**YOUR GOAL**. Only the number is wanted: count the lines that contain "luminance".

**RECORDS PROVIDED**.

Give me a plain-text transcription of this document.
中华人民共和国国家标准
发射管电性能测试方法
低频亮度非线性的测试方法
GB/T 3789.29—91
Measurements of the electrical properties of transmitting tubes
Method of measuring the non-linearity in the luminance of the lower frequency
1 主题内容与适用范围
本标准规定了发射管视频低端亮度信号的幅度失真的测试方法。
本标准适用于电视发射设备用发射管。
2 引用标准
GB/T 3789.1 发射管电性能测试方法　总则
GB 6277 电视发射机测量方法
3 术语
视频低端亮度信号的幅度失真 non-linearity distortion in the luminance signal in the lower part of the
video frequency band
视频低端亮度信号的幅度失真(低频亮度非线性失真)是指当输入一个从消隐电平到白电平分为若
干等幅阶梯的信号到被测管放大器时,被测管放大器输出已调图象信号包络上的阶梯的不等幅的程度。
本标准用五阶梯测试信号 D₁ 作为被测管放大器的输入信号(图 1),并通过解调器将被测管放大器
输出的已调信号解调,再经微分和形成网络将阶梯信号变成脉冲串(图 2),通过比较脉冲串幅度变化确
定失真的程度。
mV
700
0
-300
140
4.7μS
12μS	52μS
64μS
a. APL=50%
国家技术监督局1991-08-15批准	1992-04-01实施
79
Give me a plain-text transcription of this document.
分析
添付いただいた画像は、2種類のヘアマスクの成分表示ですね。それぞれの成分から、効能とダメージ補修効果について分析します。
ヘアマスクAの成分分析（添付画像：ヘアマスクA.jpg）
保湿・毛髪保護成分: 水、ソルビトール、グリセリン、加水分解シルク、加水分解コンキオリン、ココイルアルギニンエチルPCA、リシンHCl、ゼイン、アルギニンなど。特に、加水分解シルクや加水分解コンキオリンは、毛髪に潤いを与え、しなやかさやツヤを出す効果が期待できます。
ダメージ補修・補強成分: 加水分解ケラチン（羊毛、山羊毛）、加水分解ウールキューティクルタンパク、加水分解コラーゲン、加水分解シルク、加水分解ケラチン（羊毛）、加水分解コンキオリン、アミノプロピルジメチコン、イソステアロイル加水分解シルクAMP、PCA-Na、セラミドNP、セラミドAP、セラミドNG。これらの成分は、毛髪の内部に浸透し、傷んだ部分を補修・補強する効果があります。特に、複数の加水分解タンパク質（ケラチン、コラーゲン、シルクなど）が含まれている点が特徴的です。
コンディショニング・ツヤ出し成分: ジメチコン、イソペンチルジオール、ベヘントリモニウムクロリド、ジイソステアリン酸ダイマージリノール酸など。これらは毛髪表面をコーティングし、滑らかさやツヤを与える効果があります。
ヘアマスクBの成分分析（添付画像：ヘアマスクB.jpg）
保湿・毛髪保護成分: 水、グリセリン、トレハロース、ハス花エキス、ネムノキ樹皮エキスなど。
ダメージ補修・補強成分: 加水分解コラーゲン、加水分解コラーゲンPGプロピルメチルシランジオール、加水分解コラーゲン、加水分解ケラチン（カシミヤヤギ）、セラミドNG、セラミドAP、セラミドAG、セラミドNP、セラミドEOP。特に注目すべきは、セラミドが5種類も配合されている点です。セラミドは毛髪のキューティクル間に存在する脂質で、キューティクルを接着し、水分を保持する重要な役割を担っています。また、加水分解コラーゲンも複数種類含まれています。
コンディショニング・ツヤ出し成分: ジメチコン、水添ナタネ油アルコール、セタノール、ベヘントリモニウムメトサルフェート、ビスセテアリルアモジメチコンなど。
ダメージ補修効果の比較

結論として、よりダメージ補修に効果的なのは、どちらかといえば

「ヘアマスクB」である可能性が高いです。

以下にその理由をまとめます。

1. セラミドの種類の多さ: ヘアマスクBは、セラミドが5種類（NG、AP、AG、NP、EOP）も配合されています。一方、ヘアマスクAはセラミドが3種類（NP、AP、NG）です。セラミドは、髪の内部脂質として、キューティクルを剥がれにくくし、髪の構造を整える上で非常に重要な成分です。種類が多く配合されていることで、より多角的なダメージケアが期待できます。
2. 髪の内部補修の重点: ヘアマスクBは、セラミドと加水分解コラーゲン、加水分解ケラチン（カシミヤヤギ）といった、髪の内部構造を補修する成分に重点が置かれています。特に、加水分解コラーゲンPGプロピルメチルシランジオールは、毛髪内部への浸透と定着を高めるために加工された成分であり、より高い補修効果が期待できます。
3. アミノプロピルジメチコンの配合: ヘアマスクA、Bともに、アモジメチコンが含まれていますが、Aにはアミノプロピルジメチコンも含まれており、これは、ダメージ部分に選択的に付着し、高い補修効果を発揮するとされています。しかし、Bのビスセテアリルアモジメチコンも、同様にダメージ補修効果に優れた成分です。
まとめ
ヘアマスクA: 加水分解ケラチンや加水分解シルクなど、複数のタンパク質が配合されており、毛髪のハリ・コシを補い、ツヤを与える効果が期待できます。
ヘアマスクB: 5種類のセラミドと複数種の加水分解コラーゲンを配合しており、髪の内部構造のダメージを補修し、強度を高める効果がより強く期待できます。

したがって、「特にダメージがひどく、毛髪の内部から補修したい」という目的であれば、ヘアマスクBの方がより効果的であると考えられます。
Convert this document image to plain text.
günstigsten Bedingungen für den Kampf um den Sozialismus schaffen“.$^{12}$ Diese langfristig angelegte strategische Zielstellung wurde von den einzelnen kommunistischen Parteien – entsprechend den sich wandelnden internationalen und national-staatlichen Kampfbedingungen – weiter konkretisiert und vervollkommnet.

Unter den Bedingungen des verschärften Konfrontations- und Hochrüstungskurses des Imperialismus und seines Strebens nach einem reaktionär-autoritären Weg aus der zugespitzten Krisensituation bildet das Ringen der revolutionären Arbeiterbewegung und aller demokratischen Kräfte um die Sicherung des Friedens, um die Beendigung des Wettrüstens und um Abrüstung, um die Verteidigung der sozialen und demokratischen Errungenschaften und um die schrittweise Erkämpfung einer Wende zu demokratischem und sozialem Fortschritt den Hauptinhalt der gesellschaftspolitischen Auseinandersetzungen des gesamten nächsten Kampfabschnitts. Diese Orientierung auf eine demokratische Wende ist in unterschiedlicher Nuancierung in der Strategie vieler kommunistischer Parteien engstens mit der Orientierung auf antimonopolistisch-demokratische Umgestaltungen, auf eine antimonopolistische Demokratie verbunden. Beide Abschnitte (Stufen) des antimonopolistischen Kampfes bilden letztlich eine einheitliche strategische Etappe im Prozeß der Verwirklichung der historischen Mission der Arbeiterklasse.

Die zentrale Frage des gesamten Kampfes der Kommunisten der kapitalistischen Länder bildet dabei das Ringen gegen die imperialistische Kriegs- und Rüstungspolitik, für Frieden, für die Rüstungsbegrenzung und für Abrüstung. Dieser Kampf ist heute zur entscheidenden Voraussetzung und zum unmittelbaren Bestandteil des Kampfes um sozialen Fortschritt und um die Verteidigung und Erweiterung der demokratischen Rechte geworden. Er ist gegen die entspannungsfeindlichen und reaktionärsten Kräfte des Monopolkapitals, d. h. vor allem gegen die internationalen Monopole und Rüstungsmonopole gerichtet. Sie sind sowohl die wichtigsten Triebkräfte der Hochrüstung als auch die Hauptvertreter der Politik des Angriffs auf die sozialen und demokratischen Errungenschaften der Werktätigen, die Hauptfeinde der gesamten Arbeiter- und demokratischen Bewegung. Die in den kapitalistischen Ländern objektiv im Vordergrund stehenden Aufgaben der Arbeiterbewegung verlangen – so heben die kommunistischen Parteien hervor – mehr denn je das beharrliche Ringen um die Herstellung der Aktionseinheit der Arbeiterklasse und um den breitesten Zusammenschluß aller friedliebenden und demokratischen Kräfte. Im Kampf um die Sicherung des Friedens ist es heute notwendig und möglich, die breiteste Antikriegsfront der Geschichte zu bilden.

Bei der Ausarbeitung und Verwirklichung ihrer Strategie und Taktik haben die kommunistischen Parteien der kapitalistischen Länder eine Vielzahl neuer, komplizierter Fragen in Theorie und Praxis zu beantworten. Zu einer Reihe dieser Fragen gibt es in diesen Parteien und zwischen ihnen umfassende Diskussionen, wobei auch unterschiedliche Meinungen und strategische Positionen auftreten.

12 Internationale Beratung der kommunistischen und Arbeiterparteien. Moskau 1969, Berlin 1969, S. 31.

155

**COMPLETED TASK**. 2